* [Job]: Repeat all of the data precisely.

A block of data
[start]

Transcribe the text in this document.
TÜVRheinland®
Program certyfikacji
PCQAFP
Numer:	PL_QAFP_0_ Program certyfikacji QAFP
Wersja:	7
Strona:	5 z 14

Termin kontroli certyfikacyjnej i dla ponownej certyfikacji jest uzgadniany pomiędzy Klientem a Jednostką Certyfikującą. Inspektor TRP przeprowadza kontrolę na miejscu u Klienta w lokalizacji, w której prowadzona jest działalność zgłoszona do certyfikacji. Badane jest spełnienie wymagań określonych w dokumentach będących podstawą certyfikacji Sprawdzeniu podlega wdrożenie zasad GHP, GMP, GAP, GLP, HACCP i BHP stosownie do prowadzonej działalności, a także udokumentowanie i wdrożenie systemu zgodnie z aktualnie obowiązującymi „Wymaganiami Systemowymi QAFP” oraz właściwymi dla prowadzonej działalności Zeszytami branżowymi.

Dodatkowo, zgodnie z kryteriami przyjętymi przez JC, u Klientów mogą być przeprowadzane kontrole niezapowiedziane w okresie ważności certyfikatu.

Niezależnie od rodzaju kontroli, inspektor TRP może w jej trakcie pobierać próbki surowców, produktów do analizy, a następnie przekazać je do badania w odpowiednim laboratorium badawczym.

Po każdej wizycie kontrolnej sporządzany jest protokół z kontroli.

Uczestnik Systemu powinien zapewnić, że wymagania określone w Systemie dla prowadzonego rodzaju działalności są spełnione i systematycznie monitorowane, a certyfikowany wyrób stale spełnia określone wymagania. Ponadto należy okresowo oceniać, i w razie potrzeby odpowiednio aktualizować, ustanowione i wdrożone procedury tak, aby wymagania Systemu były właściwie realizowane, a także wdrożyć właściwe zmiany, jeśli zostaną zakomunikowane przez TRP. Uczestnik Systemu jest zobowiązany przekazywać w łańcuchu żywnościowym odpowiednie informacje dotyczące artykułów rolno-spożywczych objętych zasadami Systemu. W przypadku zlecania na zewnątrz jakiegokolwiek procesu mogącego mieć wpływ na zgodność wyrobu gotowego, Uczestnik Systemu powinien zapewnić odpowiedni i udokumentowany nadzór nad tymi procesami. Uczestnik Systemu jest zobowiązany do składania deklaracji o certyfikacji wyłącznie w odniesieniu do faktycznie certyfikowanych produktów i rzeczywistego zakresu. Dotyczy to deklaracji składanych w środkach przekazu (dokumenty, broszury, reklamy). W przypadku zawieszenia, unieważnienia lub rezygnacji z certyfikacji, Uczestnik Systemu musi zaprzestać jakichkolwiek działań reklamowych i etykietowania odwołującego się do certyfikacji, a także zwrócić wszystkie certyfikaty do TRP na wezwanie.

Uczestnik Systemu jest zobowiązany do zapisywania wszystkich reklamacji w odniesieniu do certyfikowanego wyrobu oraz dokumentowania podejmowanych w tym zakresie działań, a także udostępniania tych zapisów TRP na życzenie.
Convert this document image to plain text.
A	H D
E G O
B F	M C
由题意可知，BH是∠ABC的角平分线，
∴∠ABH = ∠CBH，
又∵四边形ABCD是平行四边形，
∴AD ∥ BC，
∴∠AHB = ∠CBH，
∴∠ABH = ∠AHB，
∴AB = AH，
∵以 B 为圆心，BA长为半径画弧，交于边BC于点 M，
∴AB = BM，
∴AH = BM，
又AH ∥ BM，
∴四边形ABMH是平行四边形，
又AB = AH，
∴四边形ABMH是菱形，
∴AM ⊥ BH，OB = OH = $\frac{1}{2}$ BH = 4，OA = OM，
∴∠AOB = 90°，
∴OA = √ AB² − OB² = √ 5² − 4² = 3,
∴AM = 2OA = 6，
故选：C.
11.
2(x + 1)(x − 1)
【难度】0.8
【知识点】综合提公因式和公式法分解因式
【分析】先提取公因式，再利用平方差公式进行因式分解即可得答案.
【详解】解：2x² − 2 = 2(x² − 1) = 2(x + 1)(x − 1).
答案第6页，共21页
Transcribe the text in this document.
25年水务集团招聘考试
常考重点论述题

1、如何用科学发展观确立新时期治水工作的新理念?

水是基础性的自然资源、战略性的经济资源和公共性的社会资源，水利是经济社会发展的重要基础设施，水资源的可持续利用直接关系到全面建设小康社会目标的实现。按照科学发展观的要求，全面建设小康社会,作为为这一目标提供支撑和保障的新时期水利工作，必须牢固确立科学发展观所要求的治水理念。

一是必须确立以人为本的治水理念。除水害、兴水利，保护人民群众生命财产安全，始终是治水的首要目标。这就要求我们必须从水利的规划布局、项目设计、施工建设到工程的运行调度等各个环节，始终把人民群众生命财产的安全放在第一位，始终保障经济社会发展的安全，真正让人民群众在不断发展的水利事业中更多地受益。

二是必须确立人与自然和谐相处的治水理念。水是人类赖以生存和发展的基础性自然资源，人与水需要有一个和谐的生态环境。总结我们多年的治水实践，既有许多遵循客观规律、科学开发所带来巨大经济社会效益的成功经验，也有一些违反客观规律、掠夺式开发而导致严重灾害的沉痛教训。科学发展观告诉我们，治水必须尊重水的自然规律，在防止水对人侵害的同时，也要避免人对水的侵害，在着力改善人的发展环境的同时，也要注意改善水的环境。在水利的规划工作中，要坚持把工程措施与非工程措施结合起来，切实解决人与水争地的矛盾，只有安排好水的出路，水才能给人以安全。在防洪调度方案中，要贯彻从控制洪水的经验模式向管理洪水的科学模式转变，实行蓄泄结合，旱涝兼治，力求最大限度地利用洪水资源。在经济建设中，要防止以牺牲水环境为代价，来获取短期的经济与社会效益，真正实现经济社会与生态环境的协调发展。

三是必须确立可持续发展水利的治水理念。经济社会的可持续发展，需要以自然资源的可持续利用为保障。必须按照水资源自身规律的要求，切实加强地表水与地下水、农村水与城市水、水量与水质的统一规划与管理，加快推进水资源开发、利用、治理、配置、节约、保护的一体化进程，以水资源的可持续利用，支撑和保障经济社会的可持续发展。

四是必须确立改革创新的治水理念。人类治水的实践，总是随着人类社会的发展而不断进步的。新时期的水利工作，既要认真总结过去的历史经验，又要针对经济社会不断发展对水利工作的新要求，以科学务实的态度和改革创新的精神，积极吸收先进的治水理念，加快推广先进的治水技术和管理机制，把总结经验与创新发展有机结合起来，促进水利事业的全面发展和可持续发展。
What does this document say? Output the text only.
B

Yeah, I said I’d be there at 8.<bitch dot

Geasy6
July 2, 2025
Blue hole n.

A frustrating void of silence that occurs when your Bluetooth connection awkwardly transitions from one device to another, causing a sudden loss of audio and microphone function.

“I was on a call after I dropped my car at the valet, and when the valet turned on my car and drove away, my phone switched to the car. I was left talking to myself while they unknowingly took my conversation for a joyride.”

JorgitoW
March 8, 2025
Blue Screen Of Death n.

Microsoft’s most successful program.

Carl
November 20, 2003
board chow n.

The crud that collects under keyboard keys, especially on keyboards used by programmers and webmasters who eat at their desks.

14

[end]

* [Response to the task]:
Transcribe the text in this document.
TÜVRheinland®
Program certyfikacji
PCQAFP
Numer:	PL_QAFP_0_ Program certyfikacji QAFP
Wersja:	7
Strona:	5 z 14

Termin kontroli certyfikacyjnej i dla ponownej certyfikacji jest uzgadniany pomiędzy Klientem a Jednostką Certyfikującą. Inspektor TRP przeprowadza kontrolę na miejscu u Klienta w lokalizacji, w której prowadzona jest działalność zgłoszona do certyfikacji. Badane jest spełnienie wymagań określonych w dokumentach będących podstawą certyfikacji Sprawdzeniu podlega wdrożenie zasad GHP, GMP, GAP, GLP, HACCP i BHP stosownie do prowadzonej działalności, a także udokumentowanie i wdrożenie systemu zgodnie z aktualnie obowiązującymi „Wymaganiami Systemowymi QAFP” oraz właściwymi dla prowadzonej działalności Zeszytami branżowymi.

Dodatkowo, zgodnie z kryteriami przyjętymi przez JC, u Klientów mogą być przeprowadzane kontrole niezapowiedziane w okresie ważności certyfikatu.

Niezależnie od rodzaju kontroli, inspektor TRP może w jej trakcie pobierać próbki surowców, produktów do analizy, a następnie przekazać je do badania w odpowiednim laboratorium badawczym.

Po każdej wizycie kontrolnej sporządzany jest protokół z kontroli.

Uczestnik Systemu powinien zapewnić, że wymagania określone w Systemie dla prowadzonego rodzaju działalności są spełnione i systematycznie monitorowane, a certyfikowany wyrób stale spełnia określone wymagania. Ponadto należy okresowo oceniać, i w razie potrzeby odpowiednio aktualizować, ustanowione i wdrożone procedury tak, aby wymagania Systemu były właściwie realizowane, a także wdrożyć właściwe zmiany, jeśli zostaną zakomunikowane przez TRP. Uczestnik Systemu jest zobowiązany przekazywać w łańcuchu żywnościowym odpowiednie informacje dotyczące artykułów rolno-spożywczych objętych zasadami Systemu. W przypadku zlecania na zewnątrz jakiegokolwiek procesu mogącego mieć wpływ na zgodność wyrobu gotowego, Uczestnik Systemu powinien zapewnić odpowiedni i udokumentowany nadzór nad tymi procesami. Uczestnik Systemu jest zobowiązany do składania deklaracji o certyfikacji wyłącznie w odniesieniu do faktycznie certyfikowanych produktów i rzeczywistego zakresu. Dotyczy to deklaracji składanych w środkach przekazu (dokumenty, broszury, reklamy). W przypadku zawieszenia, unieważnienia lub rezygnacji z certyfikacji, Uczestnik Systemu musi zaprzestać jakichkolwiek działań reklamowych i etykietowania odwołującego się do certyfikacji, a także zwrócić wszystkie certyfikaty do TRP na wezwanie.

Uczestnik Systemu jest zobowiązany do zapisywania wszystkich reklamacji w odniesieniu do certyfikowanego wyrobu oraz dokumentowania podejmowanych w tym zakresie działań, a także udostępniania tych zapisów TRP na życzenie.
Convert this document image to plain text.
A	H D
E G O
B F	M C
由题意可知，BH是∠ABC的角平分线，
∴∠ABH = ∠CBH，
又∵四边形ABCD是平行四边形，
∴AD ∥ BC，
∴∠AHB = ∠CBH，
∴∠ABH = ∠AHB，
∴AB = AH，
∵以 B 为圆心，BA长为半径画弧，交于边BC于点 M，
∴AB = BM，
∴AH = BM，
又AH ∥ BM，
∴四边形ABMH是平行四边形，
又AB = AH，
∴四边形ABMH是菱形，
∴AM ⊥ BH，OB = OH = $\frac{1}{2}$ BH = 4，OA = OM，
∴∠AOB = 90°，
∴OA = √ AB² − OB² = √ 5² − 4² = 3,
∴AM = 2OA = 6，
故选：C.
11.
2(x + 1)(x − 1)
【难度】0.8
【知识点】综合提公因式和公式法分解因式
【分析】先提取公因式，再利用平方差公式进行因式分解即可得答案.
【详解】解：2x² − 2 = 2(x² − 1) = 2(x + 1)(x − 1).
答案第6页，共21页
Transcribe the text in this document.
25年水务集团招聘考试
常考重点论述题

1、如何用科学发展观确立新时期治水工作的新理念?

水是基础性的自然资源、战略性的经济资源和公共性的社会资源，水利是经济社会发展的重要基础设施，水资源的可持续利用直接关系到全面建设小康社会目标的实现。按照科学发展观的要求，全面建设小康社会,作为为这一目标提供支撑和保障的新时期水利工作，必须牢固确立科学发展观所要求的治水理念。

一是必须确立以人为本的治水理念。除水害、兴水利，保护人民群众生命财产安全，始终是治水的首要目标。这就要求我们必须从水利的规划布局、项目设计、施工建设到工程的运行调度等各个环节，始终把人民群众生命财产的安全放在第一位，始终保障经济社会发展的安全，真正让人民群众在不断发展的水利事业中更多地受益。

二是必须确立人与自然和谐相处的治水理念。水是人类赖以生存和发展的基础性自然资源，人与水需要有一个和谐的生态环境。总结我们多年的治水实践，既有许多遵循客观规律、科学开发所带来巨大经济社会效益的成功经验，也有一些违反客观规律、掠夺式开发而导致严重灾害的沉痛教训。科学发展观告诉我们，治水必须尊重水的自然规律，在防止水对人侵害的同时，也要避免人对水的侵害，在着力改善人的发展环境的同时，也要注意改善水的环境。在水利的规划工作中，要坚持把工程措施与非工程措施结合起来，切实解决人与水争地的矛盾，只有安排好水的出路，水才能给人以安全。在防洪调度方案中，要贯彻从控制洪水的经验模式向管理洪水的科学模式转变，实行蓄泄结合，旱涝兼治，力求最大限度地利用洪水资源。在经济建设中，要防止以牺牲水环境为代价，来获取短期的经济与社会效益，真正实现经济社会与生态环境的协调发展。

三是必须确立可持续发展水利的治水理念。经济社会的可持续发展，需要以自然资源的可持续利用为保障。必须按照水资源自身规律的要求，切实加强地表水与地下水、农村水与城市水、水量与水质的统一规划与管理，加快推进水资源开发、利用、治理、配置、节约、保护的一体化进程，以水资源的可持续利用，支撑和保障经济社会的可持续发展。

四是必须确立改革创新的治水理念。人类治水的实践，总是随着人类社会的发展而不断进步的。新时期的水利工作，既要认真总结过去的历史经验，又要针对经济社会不断发展对水利工作的新要求，以科学务实的态度和改革创新的精神，积极吸收先进的治水理念，加快推广先进的治水技术和管理机制，把总结经验与创新发展有机结合起来，促进水利事业的全面发展和可持续发展。
What does this document say? Output the text only.
B

Yeah, I said I’d be there at 8.<bitch dot

Geasy6
July 2, 2025
Blue hole n.

A frustrating void of silence that occurs when your Bluetooth connection awkwardly transitions from one device to another, causing a sudden loss of audio and microphone function.

“I was on a call after I dropped my car at the valet, and when the valet turned on my car and drove away, my phone switched to the car. I was left talking to myself while they unknowingly took my conversation for a joyride.”

JorgitoW
March 8, 2025
Blue Screen Of Death n.

Microsoft’s most successful program.

Carl
November 20, 2003
board chow n.

The crud that collects under keyboard keys, especially on keyboards used by programmers and webmasters who eat at their desks.

14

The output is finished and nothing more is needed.